Objective: Find the line that contains "Read the values". Copy it and every line after it to the end of the material below, exactly, with no pictures.
########
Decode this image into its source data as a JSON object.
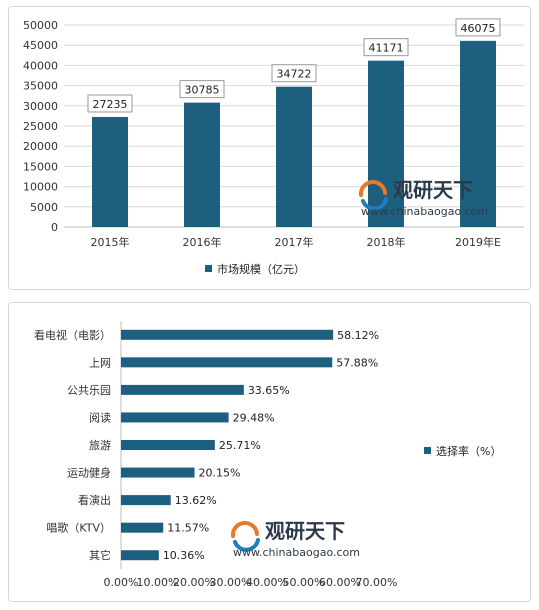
{
  "colors": {
    "bar": "#1d5f7e",
    "grid": "#d9d9d9",
    "axis": "#bfbfbf",
    "watermark_orange": "#e8792b",
    "watermark_blue": "#1f7fb8"
  },
  "watermark": {
    "name": "观研天下",
    "url": "www.chinabaogao.com"
  },
  "chart_data": [
    {
      "type": "bar",
      "categories": [
        "2015年",
        "2016年",
        "2017年",
        "2018年",
        "2019年E"
      ],
      "series": [
        {
          "name": "市场规模（亿元）",
          "values": [
            27235,
            30785,
            34722,
            41171,
            46075
          ]
        }
      ],
      "y_ticks": [
        "0",
        "5000",
        "10000",
        "15000",
        "20000",
        "25000",
        "30000",
        "35000",
        "40000",
        "45000",
        "50000"
      ],
      "ylim": [
        0,
        50000
      ],
      "grid": true,
      "legend_position": "bottom"
    },
    {
      "type": "bar",
      "orientation": "horizontal",
      "categories": [
        "看电视（电影）",
        "上网",
        "公共乐园",
        "阅读",
        "旅游",
        "运动健身",
        "看演出",
        "唱歌（KTV）",
        "其它"
      ],
      "series": [
        {
          "name": "选择率（%）",
          "values": [
            58.12,
            57.88,
            33.65,
            29.48,
            25.71,
            20.15,
            13.62,
            11.57,
            10.36
          ]
        }
      ],
      "value_labels": [
        "58.12%",
        "57.88%",
        "33.65%",
        "29.48%",
        "25.71%",
        "20.15%",
        "13.62%",
        "11.57%",
        "10.36%"
      ],
      "x_ticks": [
        "0.00%",
        "10.00%",
        "20.00%",
        "30.00%",
        "40.00%",
        "50.00%",
        "60.00%",
        "70.00%"
      ],
      "xlim": [
        0,
        70
      ],
      "grid": false,
      "legend_position": "right"
    }
  ]
}
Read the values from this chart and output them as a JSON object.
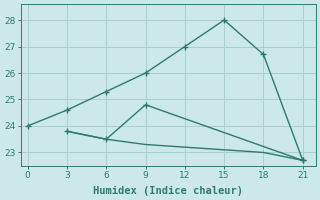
{
  "xlabel": "Humidex (Indice chaleur)",
  "bg_color": "#cce8e8",
  "grid_color": "#aacece",
  "line_color": "#2e7b6e",
  "line1_x": [
    0,
    3,
    6,
    9,
    12,
    15,
    18,
    21
  ],
  "line1_y": [
    24.0,
    24.6,
    25.3,
    26.0,
    27.0,
    28.0,
    26.7,
    22.7
  ],
  "line2_x": [
    3,
    6,
    9,
    21
  ],
  "line2_y": [
    23.8,
    23.5,
    24.8,
    22.7
  ],
  "line3_x": [
    3,
    6,
    9,
    12,
    15,
    18,
    21
  ],
  "line3_y": [
    23.8,
    23.5,
    23.3,
    23.2,
    23.1,
    23.0,
    22.7
  ],
  "xlim": [
    -0.5,
    22
  ],
  "ylim": [
    22.5,
    28.6
  ],
  "xticks": [
    0,
    3,
    6,
    9,
    12,
    15,
    18,
    21
  ],
  "yticks": [
    23,
    24,
    25,
    26,
    27,
    28
  ],
  "tick_fontsize": 6.5,
  "xlabel_fontsize": 7.5
}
########
Answer to this problem:
Read the values from this chart and output them as a JSON object.
{
  "xlabel": "Humidex (Indice chaleur)",
  "bg_color": "#cce8e8",
  "grid_color": "#aacece",
  "line_color": "#2e7b6e",
  "line1_x": [
    0,
    3,
    6,
    9,
    12,
    15,
    18,
    21
  ],
  "line1_y": [
    24.0,
    24.6,
    25.3,
    26.0,
    27.0,
    28.0,
    26.7,
    22.7
  ],
  "line2_x": [
    3,
    6,
    9,
    21
  ],
  "line2_y": [
    23.8,
    23.5,
    24.8,
    22.7
  ],
  "line3_x": [
    3,
    6,
    9,
    12,
    15,
    18,
    21
  ],
  "line3_y": [
    23.8,
    23.5,
    23.3,
    23.2,
    23.1,
    23.0,
    22.7
  ],
  "xlim": [
    -0.5,
    22
  ],
  "ylim": [
    22.5,
    28.6
  ],
  "xticks": [
    0,
    3,
    6,
    9,
    12,
    15,
    18,
    21
  ],
  "yticks": [
    23,
    24,
    25,
    26,
    27,
    28
  ],
  "tick_fontsize": 6.5,
  "xlabel_fontsize": 7.5
}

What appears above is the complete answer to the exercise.